**Work required**
Work out how many lines in the entries contain the string "Edit", and give nothing but that number.

─── Information provided

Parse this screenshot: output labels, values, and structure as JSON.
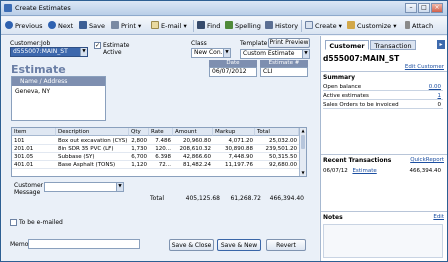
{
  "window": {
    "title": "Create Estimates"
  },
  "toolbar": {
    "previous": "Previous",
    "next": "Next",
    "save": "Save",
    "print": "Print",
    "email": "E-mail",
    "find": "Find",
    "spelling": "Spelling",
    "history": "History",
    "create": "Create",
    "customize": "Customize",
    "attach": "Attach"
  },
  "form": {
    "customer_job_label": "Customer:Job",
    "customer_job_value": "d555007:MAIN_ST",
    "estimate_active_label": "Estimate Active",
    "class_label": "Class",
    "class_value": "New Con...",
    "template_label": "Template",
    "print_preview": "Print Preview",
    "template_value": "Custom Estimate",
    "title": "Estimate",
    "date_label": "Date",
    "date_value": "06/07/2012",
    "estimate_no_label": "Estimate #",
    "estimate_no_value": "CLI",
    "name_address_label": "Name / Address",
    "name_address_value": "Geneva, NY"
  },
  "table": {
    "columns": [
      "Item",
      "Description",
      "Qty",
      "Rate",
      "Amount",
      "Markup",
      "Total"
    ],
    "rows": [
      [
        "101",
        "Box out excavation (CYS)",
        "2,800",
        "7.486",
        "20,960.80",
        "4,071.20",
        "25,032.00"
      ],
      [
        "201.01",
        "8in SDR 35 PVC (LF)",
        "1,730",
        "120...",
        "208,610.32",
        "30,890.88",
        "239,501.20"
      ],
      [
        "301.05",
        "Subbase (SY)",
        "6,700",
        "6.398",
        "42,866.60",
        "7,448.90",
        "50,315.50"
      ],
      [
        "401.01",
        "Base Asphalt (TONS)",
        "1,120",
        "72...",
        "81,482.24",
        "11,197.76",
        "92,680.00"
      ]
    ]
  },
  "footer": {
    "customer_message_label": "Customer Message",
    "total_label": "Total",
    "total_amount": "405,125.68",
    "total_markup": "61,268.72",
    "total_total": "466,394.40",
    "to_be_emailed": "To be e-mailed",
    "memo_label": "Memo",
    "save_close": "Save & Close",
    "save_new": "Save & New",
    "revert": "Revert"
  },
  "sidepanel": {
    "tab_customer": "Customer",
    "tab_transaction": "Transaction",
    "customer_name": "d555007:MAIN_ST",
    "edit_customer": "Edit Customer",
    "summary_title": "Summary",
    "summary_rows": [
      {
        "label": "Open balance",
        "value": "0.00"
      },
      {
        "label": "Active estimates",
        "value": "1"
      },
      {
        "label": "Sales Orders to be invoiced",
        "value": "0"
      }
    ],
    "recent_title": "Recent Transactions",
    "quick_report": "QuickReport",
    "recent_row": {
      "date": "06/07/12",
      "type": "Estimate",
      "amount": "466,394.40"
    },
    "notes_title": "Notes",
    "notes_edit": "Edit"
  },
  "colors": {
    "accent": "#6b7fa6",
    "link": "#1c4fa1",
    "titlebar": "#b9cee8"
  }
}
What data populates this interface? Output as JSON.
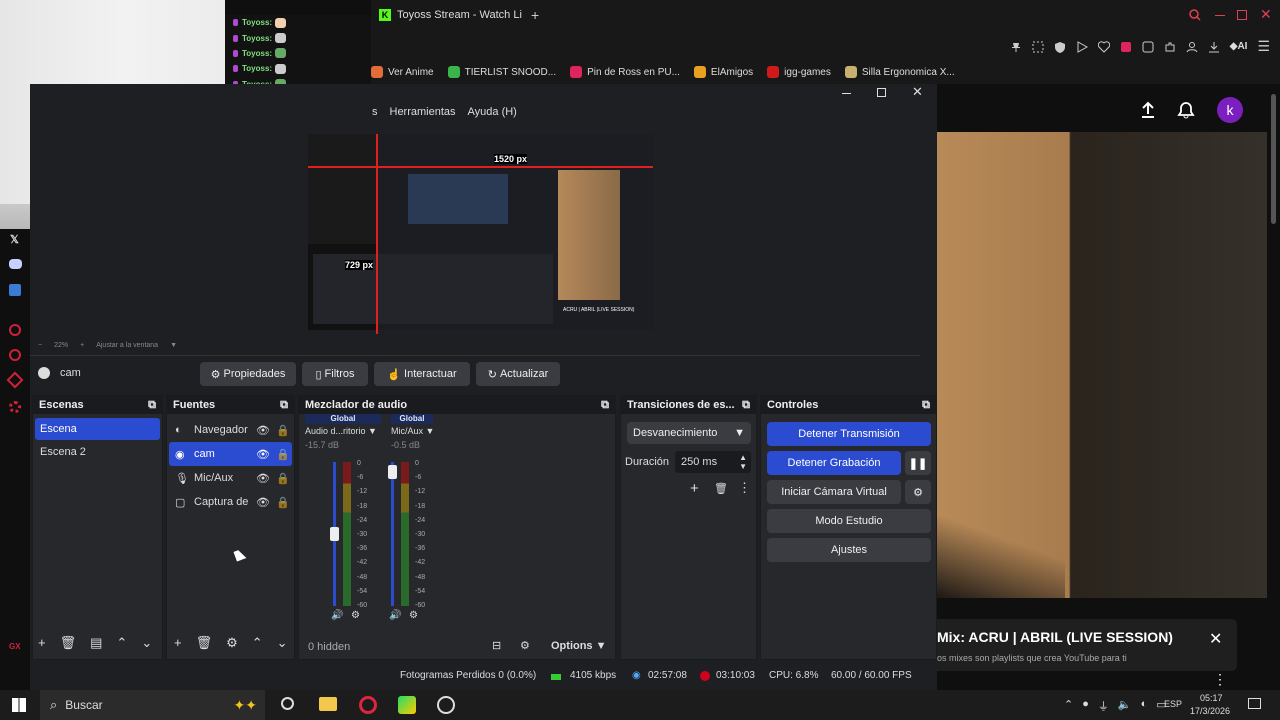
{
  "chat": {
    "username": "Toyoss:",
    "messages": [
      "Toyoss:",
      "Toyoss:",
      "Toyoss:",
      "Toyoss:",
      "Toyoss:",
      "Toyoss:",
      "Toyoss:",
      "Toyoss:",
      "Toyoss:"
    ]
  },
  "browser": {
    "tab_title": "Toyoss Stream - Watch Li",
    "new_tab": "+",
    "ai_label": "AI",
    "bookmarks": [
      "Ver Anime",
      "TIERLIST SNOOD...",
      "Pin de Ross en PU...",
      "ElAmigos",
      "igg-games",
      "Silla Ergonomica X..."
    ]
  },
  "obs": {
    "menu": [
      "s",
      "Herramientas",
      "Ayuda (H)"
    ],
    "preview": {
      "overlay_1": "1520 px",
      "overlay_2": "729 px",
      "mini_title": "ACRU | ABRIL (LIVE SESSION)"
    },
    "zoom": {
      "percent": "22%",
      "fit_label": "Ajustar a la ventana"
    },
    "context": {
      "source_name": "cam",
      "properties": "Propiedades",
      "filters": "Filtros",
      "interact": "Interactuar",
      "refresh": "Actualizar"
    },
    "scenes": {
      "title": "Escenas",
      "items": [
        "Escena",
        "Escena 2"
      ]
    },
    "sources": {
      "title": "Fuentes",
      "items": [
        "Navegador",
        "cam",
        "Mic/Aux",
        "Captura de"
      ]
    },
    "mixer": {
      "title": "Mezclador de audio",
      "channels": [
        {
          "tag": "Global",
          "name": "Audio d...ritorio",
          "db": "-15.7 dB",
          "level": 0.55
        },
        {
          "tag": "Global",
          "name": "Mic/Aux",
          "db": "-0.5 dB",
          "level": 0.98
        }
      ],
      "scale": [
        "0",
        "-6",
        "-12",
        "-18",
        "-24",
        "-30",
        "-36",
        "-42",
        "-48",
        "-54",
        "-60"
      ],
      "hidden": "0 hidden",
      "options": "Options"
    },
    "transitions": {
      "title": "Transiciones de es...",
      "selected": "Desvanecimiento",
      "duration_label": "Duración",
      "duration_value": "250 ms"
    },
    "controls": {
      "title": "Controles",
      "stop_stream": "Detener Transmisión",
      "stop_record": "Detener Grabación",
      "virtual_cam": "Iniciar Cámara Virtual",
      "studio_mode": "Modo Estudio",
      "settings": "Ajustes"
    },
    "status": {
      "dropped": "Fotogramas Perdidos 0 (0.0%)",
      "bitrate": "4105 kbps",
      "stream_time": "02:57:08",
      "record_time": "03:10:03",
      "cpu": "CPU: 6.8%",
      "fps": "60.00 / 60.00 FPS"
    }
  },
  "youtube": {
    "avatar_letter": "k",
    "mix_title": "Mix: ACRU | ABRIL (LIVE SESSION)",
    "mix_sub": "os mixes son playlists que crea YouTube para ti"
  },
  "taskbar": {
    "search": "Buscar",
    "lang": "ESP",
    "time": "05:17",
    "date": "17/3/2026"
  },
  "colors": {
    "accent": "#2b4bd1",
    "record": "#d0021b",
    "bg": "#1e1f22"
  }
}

──────

**Response below**
2